Select every line below containing the word "after".
★ ★ ★
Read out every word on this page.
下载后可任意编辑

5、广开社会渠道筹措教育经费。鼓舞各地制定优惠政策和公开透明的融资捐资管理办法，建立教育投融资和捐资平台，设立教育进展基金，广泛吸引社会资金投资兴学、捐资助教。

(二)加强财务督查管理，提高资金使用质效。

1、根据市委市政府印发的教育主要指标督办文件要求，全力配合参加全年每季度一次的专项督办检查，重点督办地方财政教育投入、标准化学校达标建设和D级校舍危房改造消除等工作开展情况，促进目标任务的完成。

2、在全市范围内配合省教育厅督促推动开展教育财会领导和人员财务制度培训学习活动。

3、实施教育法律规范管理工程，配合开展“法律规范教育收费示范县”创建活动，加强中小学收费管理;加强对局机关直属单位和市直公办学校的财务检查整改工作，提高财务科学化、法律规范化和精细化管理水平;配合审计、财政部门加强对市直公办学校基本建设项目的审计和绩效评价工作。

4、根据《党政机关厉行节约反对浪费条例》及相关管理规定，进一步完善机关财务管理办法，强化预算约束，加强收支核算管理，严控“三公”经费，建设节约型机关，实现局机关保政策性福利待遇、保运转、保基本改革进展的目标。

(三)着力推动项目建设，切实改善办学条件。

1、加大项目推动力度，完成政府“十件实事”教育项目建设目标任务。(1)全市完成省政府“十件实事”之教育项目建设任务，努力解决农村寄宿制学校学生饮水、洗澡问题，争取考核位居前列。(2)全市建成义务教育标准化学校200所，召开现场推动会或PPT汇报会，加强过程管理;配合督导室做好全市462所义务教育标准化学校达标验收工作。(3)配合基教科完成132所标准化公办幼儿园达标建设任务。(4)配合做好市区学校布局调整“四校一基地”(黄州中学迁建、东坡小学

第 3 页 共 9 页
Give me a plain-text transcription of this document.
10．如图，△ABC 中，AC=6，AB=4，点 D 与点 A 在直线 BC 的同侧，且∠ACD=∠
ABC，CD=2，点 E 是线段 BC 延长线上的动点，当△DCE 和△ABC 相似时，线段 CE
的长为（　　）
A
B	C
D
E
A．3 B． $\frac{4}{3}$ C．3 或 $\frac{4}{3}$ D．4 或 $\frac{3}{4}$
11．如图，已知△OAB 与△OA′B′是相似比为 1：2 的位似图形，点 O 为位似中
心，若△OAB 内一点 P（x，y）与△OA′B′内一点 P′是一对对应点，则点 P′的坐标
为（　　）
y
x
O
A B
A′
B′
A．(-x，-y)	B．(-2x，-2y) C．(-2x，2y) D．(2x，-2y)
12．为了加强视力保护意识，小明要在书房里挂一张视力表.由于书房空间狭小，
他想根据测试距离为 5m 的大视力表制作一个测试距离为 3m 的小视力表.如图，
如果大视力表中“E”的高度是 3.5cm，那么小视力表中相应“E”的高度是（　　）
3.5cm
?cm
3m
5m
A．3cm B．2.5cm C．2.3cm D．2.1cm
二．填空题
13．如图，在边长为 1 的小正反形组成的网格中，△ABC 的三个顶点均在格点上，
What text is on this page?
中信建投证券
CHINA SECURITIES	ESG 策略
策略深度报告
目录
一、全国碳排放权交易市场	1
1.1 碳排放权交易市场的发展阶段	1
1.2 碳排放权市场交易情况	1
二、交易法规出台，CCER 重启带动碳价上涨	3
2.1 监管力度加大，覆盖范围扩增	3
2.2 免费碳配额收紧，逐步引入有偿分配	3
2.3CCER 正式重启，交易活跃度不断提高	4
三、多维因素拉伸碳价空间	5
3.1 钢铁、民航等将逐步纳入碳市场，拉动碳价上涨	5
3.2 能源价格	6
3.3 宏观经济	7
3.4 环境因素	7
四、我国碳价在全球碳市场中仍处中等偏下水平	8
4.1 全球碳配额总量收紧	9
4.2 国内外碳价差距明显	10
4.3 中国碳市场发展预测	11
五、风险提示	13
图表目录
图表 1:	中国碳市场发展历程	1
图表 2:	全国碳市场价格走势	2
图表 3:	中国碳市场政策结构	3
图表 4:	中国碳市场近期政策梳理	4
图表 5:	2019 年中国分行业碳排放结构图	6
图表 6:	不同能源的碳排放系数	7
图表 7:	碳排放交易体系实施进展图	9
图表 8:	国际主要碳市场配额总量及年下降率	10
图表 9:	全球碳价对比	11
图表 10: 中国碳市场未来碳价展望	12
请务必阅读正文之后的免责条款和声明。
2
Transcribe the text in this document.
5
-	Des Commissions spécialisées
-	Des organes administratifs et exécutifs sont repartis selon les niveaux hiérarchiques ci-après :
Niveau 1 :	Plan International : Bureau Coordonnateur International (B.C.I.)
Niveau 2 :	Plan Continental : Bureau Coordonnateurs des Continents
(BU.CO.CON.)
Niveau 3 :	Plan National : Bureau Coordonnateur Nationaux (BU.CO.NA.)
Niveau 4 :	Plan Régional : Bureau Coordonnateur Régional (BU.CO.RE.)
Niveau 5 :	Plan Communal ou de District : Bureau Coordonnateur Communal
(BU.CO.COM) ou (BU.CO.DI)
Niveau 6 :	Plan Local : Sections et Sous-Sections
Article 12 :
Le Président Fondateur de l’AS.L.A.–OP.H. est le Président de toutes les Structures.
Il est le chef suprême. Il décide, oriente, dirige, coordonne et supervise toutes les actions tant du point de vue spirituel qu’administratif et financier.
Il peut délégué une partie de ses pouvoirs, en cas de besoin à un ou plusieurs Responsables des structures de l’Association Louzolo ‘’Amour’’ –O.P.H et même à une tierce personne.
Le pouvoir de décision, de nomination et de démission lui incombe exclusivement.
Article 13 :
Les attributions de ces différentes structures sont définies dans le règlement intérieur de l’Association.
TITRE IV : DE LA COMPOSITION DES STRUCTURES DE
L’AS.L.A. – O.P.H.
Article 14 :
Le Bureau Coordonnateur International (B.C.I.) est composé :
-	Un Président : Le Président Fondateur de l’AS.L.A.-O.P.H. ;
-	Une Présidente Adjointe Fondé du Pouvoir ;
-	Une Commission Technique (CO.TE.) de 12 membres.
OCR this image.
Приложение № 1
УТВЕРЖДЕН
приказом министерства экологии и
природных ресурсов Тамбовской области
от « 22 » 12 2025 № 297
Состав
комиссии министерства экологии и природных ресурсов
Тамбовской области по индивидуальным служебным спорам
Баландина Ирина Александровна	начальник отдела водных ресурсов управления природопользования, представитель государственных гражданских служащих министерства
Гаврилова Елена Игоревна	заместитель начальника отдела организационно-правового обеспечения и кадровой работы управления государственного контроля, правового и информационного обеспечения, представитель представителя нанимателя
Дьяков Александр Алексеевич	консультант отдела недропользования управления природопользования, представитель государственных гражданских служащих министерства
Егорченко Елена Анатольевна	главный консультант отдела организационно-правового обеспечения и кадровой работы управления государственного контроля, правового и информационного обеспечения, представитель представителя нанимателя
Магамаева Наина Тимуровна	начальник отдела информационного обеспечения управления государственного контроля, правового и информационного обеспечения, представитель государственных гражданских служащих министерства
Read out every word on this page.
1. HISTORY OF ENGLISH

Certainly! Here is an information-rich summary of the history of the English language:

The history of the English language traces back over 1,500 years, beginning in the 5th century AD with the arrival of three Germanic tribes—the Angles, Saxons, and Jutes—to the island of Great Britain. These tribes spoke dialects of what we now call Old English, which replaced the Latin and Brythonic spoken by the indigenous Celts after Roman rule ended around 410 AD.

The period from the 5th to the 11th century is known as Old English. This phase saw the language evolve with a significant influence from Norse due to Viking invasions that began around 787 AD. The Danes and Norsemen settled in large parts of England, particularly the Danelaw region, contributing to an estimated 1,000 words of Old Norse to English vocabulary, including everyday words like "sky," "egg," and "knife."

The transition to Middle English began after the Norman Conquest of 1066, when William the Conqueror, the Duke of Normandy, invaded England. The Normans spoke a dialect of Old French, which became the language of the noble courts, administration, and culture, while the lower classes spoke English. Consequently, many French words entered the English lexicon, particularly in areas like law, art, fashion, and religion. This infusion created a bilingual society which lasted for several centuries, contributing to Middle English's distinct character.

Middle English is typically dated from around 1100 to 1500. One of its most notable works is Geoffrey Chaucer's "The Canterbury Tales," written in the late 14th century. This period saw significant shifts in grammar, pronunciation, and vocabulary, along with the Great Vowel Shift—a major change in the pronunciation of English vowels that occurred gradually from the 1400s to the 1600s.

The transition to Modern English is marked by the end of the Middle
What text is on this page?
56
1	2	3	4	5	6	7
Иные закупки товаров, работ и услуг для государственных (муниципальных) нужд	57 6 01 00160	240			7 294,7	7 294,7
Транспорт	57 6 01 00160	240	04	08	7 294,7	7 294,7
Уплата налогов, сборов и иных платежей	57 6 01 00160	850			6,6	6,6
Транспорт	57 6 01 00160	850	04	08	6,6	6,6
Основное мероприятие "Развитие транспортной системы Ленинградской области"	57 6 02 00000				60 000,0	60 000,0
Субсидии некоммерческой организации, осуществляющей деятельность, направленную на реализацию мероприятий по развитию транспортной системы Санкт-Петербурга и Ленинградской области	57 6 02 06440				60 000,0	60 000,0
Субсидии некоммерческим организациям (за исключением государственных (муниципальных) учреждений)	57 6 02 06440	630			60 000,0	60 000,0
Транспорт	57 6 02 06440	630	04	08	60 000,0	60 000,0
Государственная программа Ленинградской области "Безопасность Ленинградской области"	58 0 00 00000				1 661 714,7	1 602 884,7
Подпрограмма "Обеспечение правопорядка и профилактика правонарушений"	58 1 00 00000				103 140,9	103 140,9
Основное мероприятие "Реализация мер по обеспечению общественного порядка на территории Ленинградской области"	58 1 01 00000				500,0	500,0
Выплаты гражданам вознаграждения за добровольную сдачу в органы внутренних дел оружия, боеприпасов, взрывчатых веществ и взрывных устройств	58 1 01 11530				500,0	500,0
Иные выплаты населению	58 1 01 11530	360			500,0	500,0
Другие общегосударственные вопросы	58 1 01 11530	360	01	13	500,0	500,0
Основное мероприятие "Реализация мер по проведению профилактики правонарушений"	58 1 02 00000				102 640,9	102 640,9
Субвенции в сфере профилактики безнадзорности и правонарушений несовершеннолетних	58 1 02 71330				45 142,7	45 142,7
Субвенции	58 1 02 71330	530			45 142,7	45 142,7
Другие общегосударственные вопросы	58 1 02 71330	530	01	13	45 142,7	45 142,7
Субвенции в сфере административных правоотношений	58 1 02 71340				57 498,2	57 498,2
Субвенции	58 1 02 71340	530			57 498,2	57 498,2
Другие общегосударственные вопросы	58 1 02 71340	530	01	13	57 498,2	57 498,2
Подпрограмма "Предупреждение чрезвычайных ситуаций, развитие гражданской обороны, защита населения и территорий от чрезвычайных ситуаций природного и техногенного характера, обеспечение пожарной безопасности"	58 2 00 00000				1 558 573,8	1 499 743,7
★ ★ ★
- **WRITTEN SOLUTION**
The history of the English language traces back over 1,500 years, beginning in the 5th century AD with the arrival of three Germanic tribes—the Angles, Saxons, and Jutes—to the island of Great Britain. These tribes spoke dialects of what we now call Old English, which replaced the Latin and Brythonic spoken by the indigenous Celts after Roman rule ended around 410 AD.
The transition to Middle English began after the Norman Conquest of 1066, when William the Conqueror, the Duke of Normandy, invaded England. The Normans spoke a dialect of Old French, which became the language of the noble courts, administration, and culture, while the lower classes spoke English. Consequently, many French words entered the English lexicon, particularly in areas like law, art, fashion, and religion. This infusion created a bilingual society which lasted for several centuries, contributing to Middle English's distinct character.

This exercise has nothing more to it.